Dataset rows:
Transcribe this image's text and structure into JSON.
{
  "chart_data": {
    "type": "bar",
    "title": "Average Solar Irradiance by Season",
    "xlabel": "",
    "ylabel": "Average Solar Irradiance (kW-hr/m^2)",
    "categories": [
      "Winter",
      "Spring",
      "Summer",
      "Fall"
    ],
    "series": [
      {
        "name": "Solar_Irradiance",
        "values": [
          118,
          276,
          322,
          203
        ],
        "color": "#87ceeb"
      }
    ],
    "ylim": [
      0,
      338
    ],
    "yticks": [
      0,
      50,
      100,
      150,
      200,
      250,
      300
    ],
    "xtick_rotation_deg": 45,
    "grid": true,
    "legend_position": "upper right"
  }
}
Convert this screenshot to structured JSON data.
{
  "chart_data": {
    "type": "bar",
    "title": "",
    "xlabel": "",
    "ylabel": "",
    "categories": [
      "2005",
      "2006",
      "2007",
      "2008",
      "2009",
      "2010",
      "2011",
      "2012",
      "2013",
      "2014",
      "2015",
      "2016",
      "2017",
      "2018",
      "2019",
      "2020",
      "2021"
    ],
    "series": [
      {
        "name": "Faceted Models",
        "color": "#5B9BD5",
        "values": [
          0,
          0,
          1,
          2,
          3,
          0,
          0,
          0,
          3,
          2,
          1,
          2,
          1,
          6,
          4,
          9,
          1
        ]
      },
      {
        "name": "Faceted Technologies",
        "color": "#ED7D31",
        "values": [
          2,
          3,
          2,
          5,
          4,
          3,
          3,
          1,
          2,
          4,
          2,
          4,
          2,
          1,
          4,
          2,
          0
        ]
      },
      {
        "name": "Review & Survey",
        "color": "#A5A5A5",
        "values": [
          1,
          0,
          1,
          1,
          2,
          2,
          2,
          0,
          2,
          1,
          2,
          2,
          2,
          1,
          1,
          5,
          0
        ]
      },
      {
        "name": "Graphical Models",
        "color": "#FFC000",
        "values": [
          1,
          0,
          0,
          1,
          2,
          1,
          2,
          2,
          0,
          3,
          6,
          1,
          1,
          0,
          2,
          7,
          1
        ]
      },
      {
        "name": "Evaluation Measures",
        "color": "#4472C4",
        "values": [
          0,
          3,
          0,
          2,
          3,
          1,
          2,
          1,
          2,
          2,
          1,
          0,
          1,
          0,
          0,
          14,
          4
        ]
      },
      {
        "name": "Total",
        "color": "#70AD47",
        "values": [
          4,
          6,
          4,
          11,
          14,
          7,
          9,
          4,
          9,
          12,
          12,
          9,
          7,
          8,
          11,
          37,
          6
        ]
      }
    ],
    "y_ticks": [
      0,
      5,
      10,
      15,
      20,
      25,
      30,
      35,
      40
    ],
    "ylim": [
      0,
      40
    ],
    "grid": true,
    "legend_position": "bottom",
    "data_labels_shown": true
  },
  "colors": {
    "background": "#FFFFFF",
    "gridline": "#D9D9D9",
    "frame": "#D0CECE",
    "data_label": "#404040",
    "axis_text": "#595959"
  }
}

**Task to carry out**
Quote the data above in full, changing nothing.

**Reply**
Transcribe this image's text and structure into JSON.
{
  "chart_data": {
    "type": "bar",
    "title": "Average Solar Irradiance by Season",
    "xlabel": "",
    "ylabel": "Average Solar Irradiance (kW-hr/m^2)",
    "categories": [
      "Winter",
      "Spring",
      "Summer",
      "Fall"
    ],
    "series": [
      {
        "name": "Solar_Irradiance",
        "values": [
          118,
          276,
          322,
          203
        ],
        "color": "#87ceeb"
      }
    ],
    "ylim": [
      0,
      338
    ],
    "yticks": [
      0,
      50,
      100,
      150,
      200,
      250,
      300
    ],
    "xtick_rotation_deg": 45,
    "grid": true,
    "legend_position": "upper right"
  }
}
Convert this screenshot to structured JSON data.
{
  "chart_data": {
    "type": "bar",
    "title": "",
    "xlabel": "",
    "ylabel": "",
    "categories": [
      "2005",
      "2006",
      "2007",
      "2008",
      "2009",
      "2010",
      "2011",
      "2012",
      "2013",
      "2014",
      "2015",
      "2016",
      "2017",
      "2018",
      "2019",
      "2020",
      "2021"
    ],
    "series": [
      {
        "name": "Faceted Models",
        "color": "#5B9BD5",
        "values": [
          0,
          0,
          1,
          2,
          3,
          0,
          0,
          0,
          3,
          2,
          1,
          2,
          1,
          6,
          4,
          9,
          1
        ]
      },
      {
        "name": "Faceted Technologies",
        "color": "#ED7D31",
        "values": [
          2,
          3,
          2,
          5,
          4,
          3,
          3,
          1,
          2,
          4,
          2,
          4,
          2,
          1,
          4,
          2,
          0
        ]
      },
      {
        "name": "Review & Survey",
        "color": "#A5A5A5",
        "values": [
          1,
          0,
          1,
          1,
          2,
          2,
          2,
          0,
          2,
          1,
          2,
          2,
          2,
          1,
          1,
          5,
          0
        ]
      },
      {
        "name": "Graphical Models",
        "color": "#FFC000",
        "values": [
          1,
          0,
          0,
          1,
          2,
          1,
          2,
          2,
          0,
          3,
          6,
          1,
          1,
          0,
          2,
          7,
          1
        ]
      },
      {
        "name": "Evaluation Measures",
        "color": "#4472C4",
        "values": [
          0,
          3,
          0,
          2,
          3,
          1,
          2,
          1,
          2,
          2,
          1,
          0,
          1,
          0,
          0,
          14,
          4
        ]
      },
      {
        "name": "Total",
        "color": "#70AD47",
        "values": [
          4,
          6,
          4,
          11,
          14,
          7,
          9,
          4,
          9,
          12,
          12,
          9,
          7,
          8,
          11,
          37,
          6
        ]
      }
    ],
    "y_ticks": [
      0,
      5,
      10,
      15,
      20,
      25,
      30,
      35,
      40
    ],
    "ylim": [
      0,
      40
    ],
    "grid": true,
    "legend_position": "bottom",
    "data_labels_shown": true
  },
  "colors": {
    "background": "#FFFFFF",
    "gridline": "#D9D9D9",
    "frame": "#D0CECE",
    "data_label": "#404040",
    "axis_text": "#595959"
  }
}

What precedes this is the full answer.